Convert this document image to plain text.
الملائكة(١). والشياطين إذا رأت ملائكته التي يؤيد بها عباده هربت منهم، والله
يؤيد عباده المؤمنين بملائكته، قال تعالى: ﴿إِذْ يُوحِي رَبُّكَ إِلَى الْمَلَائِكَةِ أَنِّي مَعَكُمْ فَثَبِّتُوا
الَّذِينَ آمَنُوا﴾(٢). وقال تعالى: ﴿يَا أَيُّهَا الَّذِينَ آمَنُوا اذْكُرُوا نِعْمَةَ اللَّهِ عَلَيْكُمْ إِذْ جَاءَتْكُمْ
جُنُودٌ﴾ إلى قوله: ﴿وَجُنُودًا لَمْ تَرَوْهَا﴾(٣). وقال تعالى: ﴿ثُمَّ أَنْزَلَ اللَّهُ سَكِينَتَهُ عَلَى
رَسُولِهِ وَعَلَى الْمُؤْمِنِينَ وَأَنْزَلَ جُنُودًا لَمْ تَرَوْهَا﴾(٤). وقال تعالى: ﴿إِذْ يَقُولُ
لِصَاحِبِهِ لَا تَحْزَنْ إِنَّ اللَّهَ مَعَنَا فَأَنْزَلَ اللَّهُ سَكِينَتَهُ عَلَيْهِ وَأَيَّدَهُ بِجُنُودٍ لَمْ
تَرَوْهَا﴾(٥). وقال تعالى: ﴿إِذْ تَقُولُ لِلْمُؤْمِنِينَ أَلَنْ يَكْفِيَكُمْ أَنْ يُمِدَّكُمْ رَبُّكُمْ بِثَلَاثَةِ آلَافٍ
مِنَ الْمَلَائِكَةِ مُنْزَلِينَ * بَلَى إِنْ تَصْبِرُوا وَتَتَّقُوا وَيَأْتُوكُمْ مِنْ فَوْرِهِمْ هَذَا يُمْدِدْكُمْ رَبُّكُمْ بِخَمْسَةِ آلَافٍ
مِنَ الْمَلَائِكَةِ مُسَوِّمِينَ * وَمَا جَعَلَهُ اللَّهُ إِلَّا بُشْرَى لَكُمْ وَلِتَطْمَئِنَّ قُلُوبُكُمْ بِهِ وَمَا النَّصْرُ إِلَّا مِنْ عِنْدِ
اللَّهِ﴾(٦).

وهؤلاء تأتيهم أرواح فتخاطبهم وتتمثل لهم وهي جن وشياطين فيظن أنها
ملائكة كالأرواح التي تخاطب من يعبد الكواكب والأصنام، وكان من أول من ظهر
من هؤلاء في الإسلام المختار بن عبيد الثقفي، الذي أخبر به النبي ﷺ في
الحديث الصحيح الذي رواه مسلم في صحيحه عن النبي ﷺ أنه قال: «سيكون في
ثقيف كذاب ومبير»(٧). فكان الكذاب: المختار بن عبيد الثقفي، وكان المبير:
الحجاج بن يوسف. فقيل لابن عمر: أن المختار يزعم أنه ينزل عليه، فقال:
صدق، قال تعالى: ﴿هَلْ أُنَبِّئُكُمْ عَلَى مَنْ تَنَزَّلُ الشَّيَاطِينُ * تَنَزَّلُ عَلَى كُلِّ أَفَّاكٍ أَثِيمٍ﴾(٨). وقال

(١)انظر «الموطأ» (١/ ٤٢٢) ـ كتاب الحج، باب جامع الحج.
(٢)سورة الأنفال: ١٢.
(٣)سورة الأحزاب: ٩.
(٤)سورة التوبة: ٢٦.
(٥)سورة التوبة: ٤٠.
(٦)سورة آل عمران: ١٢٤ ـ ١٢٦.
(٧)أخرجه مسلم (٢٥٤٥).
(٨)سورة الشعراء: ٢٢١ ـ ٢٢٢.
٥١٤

━━━━━━━━━━━━━━━━━━━━━━━━━━━━━━

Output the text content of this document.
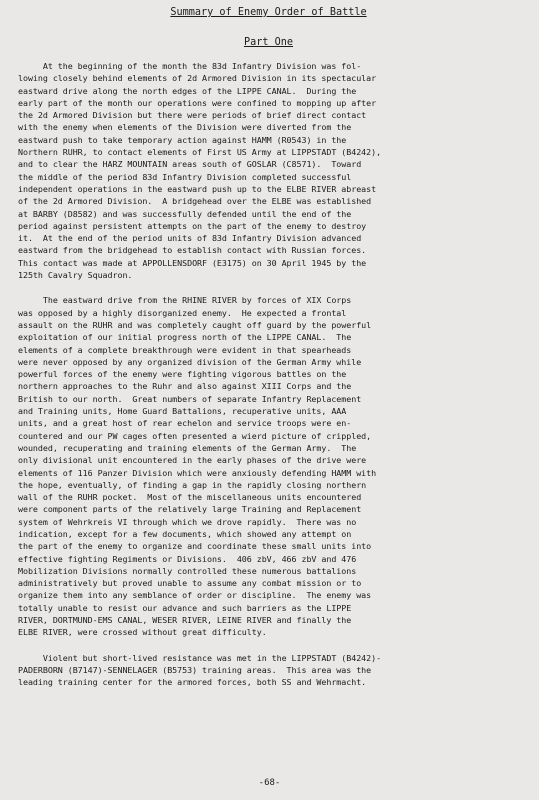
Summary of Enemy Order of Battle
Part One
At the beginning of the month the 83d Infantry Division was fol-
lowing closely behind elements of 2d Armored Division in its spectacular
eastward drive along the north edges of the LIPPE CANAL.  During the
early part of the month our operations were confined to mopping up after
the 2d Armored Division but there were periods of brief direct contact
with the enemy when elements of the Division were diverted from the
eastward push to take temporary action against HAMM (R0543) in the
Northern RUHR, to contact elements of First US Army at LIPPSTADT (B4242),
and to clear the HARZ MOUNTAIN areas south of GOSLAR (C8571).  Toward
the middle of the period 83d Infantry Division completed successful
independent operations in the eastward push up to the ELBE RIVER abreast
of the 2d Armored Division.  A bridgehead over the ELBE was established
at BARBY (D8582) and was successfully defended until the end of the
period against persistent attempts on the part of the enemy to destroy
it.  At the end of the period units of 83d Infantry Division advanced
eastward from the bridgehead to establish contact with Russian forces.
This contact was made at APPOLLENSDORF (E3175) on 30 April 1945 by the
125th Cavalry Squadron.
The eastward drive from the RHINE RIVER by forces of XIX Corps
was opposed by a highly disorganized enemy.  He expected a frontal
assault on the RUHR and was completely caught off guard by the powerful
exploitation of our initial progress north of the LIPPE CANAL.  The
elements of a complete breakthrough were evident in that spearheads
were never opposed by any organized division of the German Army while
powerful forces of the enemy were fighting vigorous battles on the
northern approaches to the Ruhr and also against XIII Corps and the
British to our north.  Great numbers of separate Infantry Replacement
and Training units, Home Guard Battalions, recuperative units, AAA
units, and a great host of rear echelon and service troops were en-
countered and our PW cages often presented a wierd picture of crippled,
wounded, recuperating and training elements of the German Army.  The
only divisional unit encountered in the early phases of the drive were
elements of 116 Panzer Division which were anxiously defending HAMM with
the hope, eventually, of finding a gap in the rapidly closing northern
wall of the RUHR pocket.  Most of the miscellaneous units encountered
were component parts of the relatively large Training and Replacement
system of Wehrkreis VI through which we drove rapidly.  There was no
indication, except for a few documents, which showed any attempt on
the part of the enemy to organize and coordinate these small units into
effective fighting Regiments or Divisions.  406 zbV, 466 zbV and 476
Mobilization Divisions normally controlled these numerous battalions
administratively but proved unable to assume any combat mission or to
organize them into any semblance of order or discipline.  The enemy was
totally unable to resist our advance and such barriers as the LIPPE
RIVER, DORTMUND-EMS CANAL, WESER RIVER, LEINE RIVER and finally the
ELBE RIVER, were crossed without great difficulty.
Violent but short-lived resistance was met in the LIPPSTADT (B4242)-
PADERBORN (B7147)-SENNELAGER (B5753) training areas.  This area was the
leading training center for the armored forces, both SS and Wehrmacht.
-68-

━━━━━━━━━━━━━━━━━━━━━━━━━━━━━━

▶ _EXERCISE GOAL_
Using the listing above, list every line in which the string "fighting" occurs.

▶ _THE SOLUTION_
powerful forces of the enemy were fighting vigorous battles on the
effective fighting Regiments or Divisions.  406 zbV, 466 zbV and 476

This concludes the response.